**Set task**
Check every line of the entries below for the word "Lindblad", and copy the ones that have it.

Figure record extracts
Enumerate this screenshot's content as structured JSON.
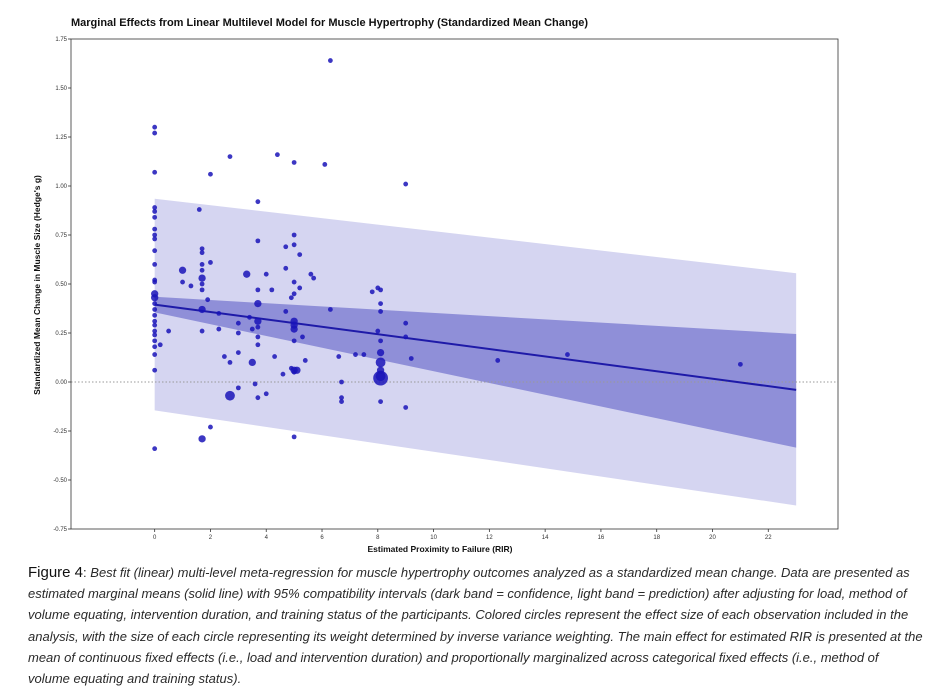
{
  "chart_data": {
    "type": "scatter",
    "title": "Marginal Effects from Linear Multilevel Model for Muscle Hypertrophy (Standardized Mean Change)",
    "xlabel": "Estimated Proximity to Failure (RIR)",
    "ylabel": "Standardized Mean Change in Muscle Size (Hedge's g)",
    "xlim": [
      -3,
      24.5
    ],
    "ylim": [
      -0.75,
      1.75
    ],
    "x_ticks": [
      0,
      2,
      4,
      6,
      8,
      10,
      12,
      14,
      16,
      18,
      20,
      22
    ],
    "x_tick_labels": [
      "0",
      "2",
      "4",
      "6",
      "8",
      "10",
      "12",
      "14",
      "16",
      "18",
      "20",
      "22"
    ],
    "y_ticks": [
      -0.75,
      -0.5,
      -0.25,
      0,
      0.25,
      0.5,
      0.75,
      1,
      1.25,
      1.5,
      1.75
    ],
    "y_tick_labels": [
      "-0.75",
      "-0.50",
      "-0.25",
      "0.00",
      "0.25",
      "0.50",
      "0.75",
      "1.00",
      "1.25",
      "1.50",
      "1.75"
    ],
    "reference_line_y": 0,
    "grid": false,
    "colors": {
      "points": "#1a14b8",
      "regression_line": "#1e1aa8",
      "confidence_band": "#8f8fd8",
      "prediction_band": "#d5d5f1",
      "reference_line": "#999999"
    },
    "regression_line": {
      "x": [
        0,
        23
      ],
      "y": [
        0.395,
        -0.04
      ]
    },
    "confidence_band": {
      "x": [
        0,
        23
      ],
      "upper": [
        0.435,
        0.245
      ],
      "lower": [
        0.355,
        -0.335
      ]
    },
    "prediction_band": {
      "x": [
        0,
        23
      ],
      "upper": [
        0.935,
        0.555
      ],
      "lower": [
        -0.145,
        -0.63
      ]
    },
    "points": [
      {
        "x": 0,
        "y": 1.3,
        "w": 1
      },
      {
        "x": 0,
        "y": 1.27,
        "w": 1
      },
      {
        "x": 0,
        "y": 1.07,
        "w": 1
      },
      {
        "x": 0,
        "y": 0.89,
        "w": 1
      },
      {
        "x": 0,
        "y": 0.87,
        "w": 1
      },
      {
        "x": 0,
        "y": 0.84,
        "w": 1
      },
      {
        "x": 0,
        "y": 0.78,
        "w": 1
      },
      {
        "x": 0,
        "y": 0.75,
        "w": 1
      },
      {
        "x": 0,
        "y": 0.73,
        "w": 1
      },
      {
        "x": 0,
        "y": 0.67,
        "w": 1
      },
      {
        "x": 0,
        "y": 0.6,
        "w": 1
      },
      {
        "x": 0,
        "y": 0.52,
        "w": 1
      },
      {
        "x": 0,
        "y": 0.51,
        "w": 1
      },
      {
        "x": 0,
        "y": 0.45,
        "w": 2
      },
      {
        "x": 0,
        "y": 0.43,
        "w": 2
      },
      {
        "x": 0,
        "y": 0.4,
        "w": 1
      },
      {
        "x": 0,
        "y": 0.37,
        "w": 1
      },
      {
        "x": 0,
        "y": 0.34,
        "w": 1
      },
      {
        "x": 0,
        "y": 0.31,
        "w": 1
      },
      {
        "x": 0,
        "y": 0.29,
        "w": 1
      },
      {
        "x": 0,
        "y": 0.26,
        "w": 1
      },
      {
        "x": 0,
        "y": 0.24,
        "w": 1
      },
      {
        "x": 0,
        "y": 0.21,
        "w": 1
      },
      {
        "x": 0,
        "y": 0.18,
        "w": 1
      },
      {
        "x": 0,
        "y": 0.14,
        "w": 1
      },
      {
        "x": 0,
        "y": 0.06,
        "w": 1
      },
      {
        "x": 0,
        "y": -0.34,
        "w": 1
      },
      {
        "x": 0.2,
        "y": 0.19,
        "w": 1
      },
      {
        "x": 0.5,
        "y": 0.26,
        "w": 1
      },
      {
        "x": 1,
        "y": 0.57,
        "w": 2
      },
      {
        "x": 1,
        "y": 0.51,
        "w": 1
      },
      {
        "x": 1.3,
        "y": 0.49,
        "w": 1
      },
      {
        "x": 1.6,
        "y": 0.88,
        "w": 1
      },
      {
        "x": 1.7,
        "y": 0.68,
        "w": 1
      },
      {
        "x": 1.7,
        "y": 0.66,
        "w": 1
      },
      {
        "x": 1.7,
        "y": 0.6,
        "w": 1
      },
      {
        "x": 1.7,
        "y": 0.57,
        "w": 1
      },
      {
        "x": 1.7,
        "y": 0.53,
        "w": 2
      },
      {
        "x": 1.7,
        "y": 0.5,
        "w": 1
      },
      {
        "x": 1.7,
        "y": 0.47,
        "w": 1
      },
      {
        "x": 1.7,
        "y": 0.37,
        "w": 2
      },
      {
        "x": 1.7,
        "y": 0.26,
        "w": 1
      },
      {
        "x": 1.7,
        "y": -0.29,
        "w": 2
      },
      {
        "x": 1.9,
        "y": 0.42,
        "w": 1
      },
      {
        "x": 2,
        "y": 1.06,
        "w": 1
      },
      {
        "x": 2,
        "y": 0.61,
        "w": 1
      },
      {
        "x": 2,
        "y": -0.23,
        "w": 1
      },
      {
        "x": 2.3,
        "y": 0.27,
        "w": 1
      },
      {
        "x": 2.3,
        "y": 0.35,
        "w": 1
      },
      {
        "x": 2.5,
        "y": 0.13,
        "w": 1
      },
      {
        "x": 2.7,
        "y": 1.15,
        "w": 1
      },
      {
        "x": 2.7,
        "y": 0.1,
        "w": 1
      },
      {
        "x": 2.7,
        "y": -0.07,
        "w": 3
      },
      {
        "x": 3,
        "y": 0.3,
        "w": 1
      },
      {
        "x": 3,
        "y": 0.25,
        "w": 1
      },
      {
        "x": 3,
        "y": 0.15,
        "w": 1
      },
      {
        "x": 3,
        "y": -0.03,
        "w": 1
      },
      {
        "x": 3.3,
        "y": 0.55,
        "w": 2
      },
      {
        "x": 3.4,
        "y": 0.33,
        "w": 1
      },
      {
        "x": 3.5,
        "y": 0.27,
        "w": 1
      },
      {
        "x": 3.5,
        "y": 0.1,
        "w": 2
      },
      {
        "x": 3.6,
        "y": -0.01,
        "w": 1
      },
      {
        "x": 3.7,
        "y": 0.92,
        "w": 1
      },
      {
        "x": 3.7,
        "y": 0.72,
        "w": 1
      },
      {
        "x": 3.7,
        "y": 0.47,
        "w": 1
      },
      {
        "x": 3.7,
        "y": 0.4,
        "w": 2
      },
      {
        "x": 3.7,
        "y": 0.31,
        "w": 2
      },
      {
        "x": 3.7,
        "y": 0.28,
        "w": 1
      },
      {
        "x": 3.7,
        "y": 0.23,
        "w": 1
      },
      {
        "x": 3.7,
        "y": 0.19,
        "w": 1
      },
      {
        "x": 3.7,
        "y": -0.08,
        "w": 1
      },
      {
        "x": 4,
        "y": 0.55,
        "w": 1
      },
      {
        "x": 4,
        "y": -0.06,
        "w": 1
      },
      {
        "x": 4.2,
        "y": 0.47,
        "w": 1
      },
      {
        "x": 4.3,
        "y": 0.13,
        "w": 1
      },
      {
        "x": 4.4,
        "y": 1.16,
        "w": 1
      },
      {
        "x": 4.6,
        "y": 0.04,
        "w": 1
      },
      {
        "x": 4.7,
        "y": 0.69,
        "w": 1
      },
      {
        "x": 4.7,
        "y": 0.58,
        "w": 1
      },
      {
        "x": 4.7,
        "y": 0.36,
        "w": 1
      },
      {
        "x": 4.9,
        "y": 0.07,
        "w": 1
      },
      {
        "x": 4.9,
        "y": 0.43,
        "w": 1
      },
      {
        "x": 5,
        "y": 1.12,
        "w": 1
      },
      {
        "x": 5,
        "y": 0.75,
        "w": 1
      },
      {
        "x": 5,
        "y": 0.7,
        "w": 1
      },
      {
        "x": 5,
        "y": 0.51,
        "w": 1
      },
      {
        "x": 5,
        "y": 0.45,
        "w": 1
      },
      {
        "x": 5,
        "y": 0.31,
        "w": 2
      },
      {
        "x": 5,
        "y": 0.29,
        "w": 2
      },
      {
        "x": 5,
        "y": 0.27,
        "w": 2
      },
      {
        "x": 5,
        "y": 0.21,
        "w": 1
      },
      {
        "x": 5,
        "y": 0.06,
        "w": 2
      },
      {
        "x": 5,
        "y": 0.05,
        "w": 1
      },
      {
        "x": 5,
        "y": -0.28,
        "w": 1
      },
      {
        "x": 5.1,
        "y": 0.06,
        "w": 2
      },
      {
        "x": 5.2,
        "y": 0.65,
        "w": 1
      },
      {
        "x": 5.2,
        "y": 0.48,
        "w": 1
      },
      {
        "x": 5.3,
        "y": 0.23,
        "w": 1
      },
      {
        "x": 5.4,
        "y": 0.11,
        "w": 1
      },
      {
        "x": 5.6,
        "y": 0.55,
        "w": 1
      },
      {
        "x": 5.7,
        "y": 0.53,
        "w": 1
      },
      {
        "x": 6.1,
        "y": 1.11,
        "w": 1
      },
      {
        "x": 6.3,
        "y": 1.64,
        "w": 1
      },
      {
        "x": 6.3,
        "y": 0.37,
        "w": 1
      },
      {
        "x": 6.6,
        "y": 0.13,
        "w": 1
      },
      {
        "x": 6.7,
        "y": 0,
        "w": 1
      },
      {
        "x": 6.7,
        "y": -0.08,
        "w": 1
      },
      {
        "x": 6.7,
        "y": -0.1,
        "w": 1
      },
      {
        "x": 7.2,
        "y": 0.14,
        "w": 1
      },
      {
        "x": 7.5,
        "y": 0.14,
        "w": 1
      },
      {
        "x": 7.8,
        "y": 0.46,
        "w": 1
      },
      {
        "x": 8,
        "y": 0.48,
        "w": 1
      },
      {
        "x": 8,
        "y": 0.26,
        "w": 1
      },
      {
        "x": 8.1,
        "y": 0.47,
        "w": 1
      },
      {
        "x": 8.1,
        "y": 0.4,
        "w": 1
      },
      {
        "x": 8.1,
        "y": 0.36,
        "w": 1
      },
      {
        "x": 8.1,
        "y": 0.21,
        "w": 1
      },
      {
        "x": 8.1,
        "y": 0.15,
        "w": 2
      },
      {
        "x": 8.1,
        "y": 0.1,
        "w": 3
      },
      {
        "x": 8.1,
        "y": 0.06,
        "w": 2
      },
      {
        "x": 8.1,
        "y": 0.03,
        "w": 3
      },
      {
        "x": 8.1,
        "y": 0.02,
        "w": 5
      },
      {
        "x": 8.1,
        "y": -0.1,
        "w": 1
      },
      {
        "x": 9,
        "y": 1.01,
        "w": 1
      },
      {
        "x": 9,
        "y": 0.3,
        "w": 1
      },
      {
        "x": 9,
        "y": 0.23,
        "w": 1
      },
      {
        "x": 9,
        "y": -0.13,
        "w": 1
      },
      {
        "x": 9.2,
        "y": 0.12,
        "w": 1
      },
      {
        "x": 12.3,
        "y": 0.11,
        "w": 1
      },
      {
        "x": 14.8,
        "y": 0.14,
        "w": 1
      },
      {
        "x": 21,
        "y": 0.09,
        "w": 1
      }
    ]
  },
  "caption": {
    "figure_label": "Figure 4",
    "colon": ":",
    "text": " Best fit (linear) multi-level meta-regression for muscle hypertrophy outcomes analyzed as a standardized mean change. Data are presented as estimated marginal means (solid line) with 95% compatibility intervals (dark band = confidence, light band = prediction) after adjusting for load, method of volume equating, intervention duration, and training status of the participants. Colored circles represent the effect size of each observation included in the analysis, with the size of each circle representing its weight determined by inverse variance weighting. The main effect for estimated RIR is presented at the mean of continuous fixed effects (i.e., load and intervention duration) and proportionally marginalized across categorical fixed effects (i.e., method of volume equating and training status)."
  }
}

---

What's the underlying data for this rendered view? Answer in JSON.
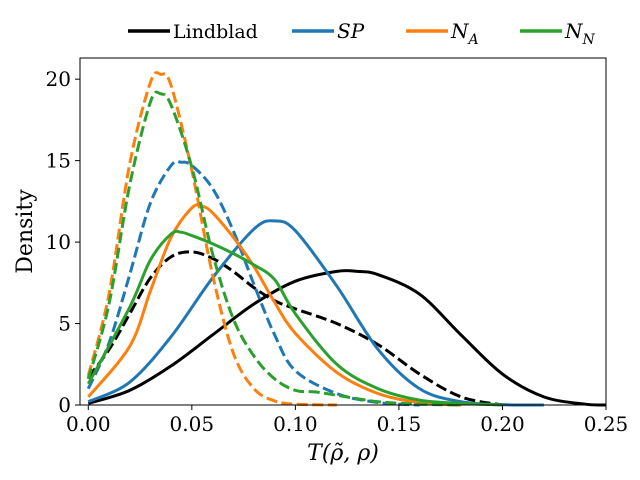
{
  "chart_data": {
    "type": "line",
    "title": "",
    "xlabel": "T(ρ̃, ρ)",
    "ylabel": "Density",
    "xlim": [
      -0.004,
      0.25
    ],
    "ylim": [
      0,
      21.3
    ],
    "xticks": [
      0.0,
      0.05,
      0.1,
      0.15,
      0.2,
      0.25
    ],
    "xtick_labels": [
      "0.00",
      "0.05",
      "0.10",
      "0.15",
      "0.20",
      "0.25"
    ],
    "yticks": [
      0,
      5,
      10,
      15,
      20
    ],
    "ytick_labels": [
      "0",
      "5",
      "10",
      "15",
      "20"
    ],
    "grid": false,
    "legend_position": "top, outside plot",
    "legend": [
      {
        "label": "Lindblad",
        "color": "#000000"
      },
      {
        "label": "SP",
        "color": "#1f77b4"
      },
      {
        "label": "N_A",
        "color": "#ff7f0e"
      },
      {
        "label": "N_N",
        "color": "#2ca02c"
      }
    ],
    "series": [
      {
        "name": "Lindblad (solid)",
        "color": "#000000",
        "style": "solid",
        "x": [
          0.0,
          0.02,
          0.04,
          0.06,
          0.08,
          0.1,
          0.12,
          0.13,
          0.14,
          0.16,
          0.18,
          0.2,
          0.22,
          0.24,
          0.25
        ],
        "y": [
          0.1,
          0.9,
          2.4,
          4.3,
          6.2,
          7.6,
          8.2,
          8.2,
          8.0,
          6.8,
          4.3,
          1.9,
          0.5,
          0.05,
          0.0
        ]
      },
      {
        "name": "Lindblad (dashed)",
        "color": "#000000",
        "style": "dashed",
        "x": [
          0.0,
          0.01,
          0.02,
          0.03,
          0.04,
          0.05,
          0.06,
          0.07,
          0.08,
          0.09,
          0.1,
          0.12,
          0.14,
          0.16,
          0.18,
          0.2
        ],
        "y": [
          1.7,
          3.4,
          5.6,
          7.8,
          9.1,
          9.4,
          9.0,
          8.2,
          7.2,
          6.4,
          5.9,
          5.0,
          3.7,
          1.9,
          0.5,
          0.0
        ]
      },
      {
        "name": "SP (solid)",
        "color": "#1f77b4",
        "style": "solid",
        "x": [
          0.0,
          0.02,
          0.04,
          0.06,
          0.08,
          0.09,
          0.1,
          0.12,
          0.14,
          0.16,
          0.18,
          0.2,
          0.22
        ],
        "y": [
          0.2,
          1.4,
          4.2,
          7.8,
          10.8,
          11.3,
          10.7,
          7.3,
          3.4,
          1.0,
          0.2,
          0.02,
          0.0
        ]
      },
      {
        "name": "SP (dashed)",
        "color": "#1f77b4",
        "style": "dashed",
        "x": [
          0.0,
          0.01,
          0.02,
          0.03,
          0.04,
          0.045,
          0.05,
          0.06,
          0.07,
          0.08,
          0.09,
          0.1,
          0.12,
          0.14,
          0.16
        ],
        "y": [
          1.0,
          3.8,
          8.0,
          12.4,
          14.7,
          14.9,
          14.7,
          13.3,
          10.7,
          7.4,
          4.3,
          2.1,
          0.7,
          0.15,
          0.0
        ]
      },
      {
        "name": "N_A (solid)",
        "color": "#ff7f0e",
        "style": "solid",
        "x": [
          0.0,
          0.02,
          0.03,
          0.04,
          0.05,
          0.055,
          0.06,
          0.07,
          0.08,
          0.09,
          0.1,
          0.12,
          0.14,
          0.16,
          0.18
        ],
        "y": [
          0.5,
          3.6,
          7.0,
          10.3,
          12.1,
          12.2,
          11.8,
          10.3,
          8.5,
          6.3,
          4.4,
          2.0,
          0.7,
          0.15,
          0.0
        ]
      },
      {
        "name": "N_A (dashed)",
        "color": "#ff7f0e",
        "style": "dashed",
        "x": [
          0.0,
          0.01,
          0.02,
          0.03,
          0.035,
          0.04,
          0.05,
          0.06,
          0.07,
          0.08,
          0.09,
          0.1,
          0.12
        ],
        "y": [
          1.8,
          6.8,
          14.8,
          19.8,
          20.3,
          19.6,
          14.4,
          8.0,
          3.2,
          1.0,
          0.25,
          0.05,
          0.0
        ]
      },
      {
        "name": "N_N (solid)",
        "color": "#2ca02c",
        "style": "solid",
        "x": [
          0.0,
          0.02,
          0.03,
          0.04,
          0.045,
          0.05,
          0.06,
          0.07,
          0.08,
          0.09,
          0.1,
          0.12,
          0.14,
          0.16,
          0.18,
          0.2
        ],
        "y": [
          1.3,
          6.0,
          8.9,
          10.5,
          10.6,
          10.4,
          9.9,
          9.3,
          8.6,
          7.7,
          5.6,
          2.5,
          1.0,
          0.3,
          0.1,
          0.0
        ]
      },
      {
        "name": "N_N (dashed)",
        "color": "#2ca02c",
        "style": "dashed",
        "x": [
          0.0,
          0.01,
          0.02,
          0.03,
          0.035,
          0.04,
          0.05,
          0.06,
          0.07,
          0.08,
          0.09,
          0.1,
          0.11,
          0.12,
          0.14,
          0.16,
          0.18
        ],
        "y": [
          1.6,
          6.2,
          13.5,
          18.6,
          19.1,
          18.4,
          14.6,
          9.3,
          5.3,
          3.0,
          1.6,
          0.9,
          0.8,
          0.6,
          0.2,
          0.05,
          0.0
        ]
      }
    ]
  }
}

**Full response**
        "label": "Lindblad",
        "name": "Lindblad (solid)",
        "name": "Lindblad (dashed)",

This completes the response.